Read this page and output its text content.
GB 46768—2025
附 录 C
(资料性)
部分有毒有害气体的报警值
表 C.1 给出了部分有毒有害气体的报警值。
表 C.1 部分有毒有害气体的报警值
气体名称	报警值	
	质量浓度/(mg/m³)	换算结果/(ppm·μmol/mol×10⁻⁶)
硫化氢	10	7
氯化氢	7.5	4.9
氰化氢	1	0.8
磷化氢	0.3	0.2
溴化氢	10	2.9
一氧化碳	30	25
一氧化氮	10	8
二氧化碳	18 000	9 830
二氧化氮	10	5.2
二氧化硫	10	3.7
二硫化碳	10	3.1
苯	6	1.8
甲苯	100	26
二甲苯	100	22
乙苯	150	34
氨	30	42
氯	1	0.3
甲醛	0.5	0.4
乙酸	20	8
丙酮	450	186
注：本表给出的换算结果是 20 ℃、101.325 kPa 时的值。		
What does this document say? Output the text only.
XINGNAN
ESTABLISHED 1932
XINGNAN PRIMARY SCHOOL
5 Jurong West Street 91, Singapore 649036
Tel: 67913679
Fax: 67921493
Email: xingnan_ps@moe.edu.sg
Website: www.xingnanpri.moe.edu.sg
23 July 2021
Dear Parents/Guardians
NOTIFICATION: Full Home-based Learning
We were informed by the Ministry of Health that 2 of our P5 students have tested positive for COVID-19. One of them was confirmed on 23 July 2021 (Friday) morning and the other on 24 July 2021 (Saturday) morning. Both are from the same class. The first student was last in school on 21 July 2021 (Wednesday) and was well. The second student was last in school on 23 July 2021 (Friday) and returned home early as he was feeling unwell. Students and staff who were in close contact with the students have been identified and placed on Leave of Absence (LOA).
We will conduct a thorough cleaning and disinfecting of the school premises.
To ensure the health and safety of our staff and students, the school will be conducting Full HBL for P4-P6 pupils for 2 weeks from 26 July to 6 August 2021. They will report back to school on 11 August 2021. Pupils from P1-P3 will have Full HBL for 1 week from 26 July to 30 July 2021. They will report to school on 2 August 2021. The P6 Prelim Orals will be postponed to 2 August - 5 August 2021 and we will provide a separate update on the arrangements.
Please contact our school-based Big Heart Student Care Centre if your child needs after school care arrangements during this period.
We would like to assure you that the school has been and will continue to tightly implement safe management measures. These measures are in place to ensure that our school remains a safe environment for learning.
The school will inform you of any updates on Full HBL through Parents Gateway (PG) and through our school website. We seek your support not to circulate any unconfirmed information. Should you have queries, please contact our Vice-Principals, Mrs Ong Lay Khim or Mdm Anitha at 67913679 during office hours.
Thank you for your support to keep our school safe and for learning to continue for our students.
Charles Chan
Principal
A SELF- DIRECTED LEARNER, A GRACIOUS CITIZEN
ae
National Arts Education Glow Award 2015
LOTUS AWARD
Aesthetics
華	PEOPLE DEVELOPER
━━━━━━
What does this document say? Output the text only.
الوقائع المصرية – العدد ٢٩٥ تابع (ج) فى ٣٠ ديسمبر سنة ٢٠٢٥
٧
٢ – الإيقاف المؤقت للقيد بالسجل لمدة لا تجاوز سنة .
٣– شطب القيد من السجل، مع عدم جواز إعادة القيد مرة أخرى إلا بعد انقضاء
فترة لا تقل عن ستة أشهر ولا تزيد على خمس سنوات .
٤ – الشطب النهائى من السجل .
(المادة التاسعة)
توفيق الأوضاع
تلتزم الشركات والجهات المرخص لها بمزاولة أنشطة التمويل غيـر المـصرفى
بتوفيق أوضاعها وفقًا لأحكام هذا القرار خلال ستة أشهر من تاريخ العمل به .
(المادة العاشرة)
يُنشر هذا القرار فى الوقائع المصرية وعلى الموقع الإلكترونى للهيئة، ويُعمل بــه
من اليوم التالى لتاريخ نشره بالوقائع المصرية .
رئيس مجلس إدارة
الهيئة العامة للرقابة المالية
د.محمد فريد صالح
━━━━━━
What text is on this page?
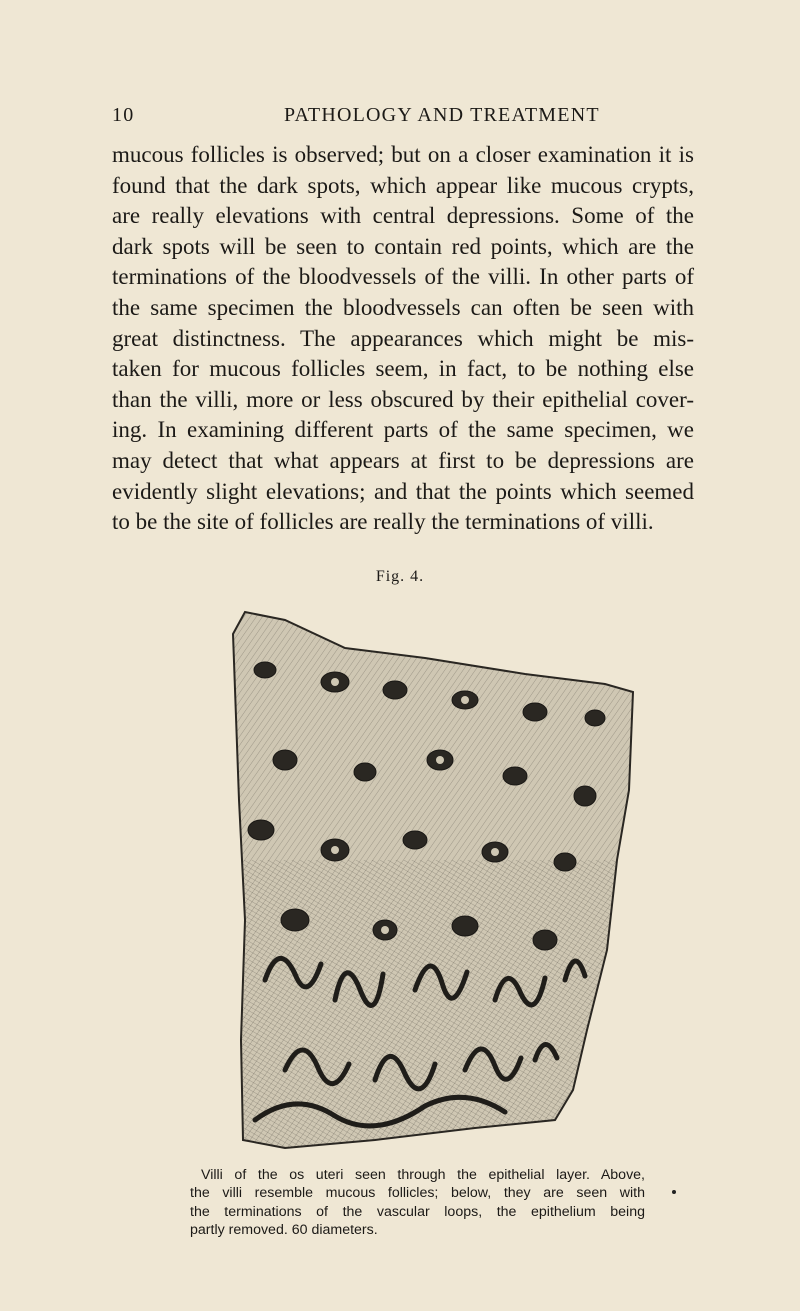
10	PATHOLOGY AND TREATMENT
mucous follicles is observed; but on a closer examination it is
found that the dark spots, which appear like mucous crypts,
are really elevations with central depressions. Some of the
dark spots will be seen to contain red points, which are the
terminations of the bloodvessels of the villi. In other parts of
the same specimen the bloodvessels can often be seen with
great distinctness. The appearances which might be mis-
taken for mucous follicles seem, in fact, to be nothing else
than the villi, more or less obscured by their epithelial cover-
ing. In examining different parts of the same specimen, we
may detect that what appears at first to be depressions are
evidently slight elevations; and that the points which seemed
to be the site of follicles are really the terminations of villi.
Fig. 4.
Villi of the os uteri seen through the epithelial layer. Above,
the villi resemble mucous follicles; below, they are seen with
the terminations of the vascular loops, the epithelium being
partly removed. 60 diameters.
━━━━━━
WHAT YOU SHOULD DO:
Of all the lines above, how many contain the word "staff"? Give the number and nothing else.

WRITTEN ANSWER:
2